§ **The records**
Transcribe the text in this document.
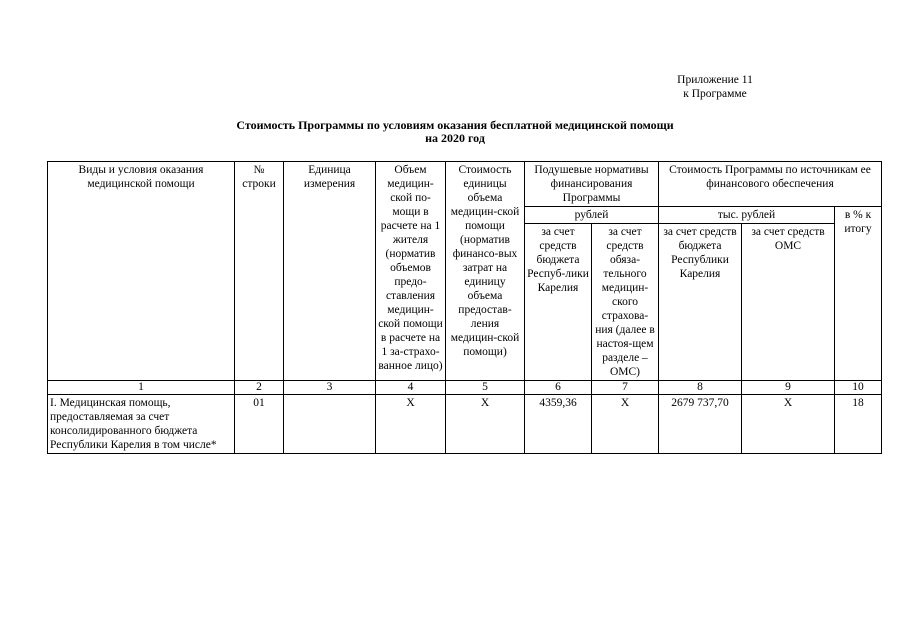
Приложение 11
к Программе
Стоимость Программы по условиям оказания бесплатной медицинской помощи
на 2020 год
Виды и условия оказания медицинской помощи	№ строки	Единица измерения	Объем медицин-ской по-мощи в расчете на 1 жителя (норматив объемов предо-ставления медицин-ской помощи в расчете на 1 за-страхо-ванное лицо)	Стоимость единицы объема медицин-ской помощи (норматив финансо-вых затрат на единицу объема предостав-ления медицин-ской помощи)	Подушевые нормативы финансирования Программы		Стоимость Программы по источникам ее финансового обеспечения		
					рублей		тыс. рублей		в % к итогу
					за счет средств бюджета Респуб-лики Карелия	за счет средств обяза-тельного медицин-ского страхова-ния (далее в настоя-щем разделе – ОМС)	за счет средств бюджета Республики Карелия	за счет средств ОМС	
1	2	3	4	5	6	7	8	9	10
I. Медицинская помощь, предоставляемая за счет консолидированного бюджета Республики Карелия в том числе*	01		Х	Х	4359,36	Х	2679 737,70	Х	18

---

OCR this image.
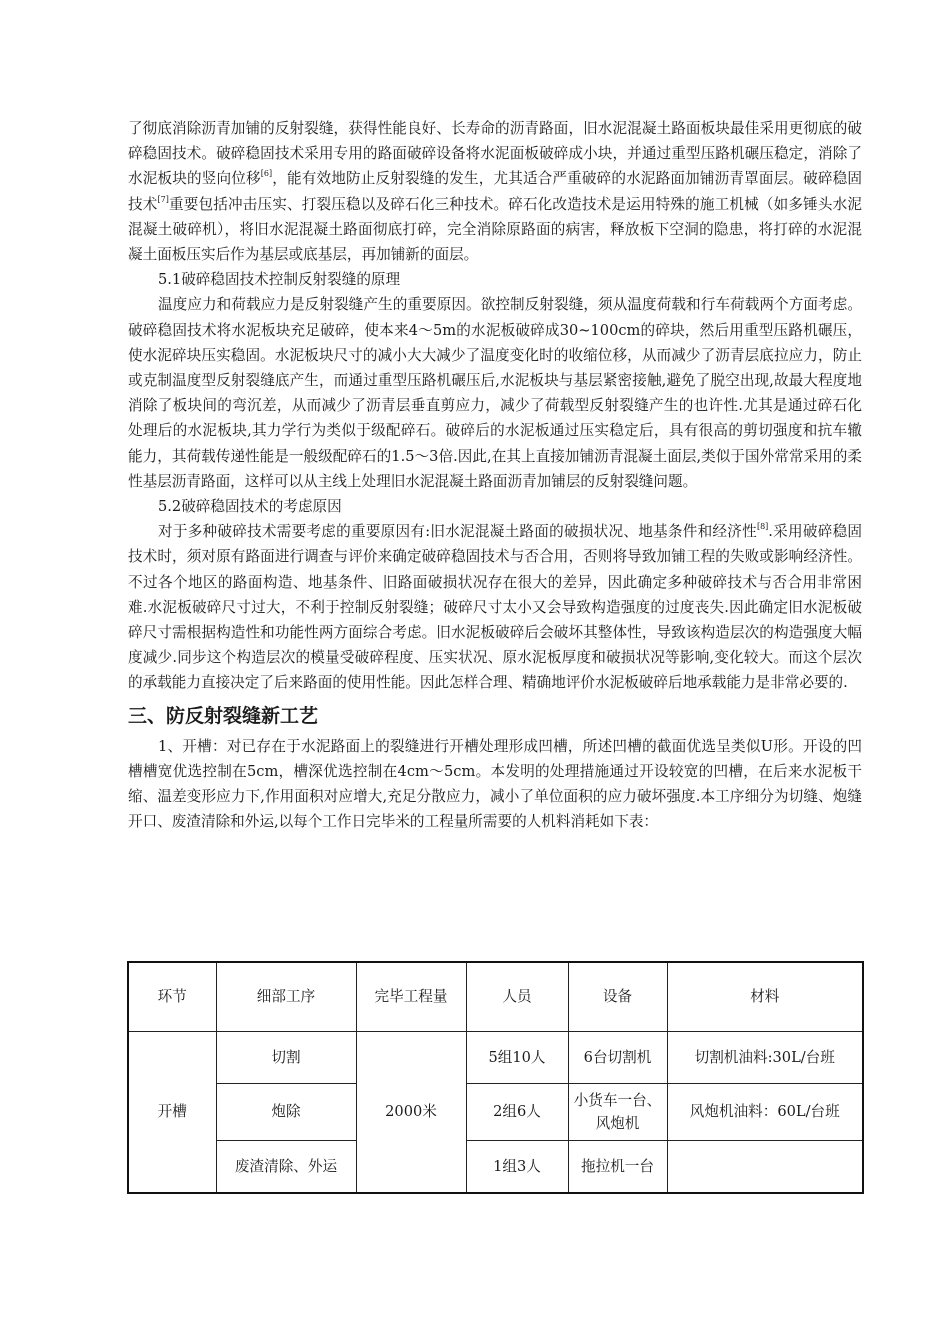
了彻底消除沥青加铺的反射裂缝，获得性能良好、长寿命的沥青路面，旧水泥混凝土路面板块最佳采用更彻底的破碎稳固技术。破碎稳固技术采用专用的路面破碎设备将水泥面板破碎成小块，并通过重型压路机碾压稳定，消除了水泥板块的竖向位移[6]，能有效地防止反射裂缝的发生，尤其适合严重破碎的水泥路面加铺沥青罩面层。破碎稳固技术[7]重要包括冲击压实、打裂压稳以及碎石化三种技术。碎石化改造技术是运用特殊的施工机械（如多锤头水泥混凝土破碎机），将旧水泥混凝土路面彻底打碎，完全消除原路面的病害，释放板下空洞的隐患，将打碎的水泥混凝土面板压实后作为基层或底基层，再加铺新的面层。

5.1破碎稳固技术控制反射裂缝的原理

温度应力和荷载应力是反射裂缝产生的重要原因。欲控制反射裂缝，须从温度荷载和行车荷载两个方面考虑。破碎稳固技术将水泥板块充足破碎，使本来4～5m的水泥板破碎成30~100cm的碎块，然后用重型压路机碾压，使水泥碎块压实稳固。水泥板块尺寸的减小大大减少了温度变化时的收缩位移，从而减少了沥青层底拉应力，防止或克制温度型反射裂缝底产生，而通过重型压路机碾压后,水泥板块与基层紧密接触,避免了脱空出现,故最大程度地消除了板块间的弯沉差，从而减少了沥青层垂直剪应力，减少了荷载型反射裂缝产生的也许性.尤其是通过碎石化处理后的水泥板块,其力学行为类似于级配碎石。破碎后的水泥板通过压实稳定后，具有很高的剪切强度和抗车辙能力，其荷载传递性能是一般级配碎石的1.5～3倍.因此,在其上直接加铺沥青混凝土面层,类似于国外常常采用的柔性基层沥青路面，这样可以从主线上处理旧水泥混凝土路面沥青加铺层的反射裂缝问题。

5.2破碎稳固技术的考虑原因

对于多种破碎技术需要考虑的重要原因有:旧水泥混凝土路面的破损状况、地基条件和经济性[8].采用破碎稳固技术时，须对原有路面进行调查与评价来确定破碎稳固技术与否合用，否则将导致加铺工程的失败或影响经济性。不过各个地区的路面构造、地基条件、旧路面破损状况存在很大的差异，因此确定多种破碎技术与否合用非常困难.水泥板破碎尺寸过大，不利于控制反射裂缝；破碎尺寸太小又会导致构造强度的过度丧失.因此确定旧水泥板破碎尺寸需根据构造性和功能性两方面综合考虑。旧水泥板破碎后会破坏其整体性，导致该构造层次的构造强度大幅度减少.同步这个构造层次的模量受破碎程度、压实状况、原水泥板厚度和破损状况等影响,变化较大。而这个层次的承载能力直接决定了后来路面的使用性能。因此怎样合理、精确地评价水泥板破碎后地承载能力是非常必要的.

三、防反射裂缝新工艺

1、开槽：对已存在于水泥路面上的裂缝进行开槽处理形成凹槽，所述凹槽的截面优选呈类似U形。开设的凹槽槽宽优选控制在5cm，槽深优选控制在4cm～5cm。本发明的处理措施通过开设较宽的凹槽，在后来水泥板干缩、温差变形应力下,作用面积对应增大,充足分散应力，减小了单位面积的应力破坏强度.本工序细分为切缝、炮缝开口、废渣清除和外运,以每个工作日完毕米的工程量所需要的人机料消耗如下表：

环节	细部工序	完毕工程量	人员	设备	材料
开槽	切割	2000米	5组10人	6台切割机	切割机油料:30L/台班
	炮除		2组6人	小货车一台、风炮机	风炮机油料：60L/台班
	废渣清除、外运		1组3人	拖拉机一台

§ **What the task requires**
Where a line in the entries holds "оказания", copy that line.

§ **Answer to the task**
Стоимость Программы по условиям оказания бесплатной медицинской помощи
Виды и условия оказания медицинской помощи	№ строки	Единица измерения	Объем медицин-ской по-мощи в расчете на 1 жителя (норматив объемов предо-ставления медицин-ской помощи в расчете на 1 за-страхо-ванное лицо)	Стоимость единицы объема медицин-ской помощи (норматив финансо-вых затрат на единицу объема предостав-ления медицин-ской помощи)	Подушевые нормативы финансирования Программы		Стоимость Программы по источникам ее финансового обеспечения		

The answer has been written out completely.